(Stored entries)
* * * * * * * * *
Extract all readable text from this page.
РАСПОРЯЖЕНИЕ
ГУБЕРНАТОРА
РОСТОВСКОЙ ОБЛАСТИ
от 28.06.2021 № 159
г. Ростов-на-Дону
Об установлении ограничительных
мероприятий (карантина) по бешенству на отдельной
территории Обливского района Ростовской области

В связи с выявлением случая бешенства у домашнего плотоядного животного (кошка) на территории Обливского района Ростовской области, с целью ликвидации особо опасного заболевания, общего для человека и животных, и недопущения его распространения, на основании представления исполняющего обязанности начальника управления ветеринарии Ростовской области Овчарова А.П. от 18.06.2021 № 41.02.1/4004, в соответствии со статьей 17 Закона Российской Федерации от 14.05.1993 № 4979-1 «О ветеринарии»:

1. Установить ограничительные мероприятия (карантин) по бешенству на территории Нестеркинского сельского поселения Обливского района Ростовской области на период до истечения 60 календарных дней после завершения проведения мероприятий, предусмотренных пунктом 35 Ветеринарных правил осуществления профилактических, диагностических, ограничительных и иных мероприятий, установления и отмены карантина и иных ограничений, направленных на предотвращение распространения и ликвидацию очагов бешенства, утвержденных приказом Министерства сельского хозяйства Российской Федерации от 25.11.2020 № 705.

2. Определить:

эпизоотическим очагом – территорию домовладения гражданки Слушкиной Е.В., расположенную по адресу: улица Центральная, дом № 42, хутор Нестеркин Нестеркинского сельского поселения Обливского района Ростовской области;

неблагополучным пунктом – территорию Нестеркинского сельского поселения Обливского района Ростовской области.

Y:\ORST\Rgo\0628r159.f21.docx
* * * * * * * * *
**The exercise**
Gather up every line from the listing above in which the word "территорию" occurs.

**Response to the exercise**
эпизоотическим очагом – территорию домовладения гражданки Слушкиной Е.В., расположенную по адресу: улица Центральная, дом № 42, хутор Нестеркин Нестеркинского сельского поселения Обливского района Ростовской области;
неблагополучным пунктом – территорию Нестеркинского сельского поселения Обливского района Ростовской области.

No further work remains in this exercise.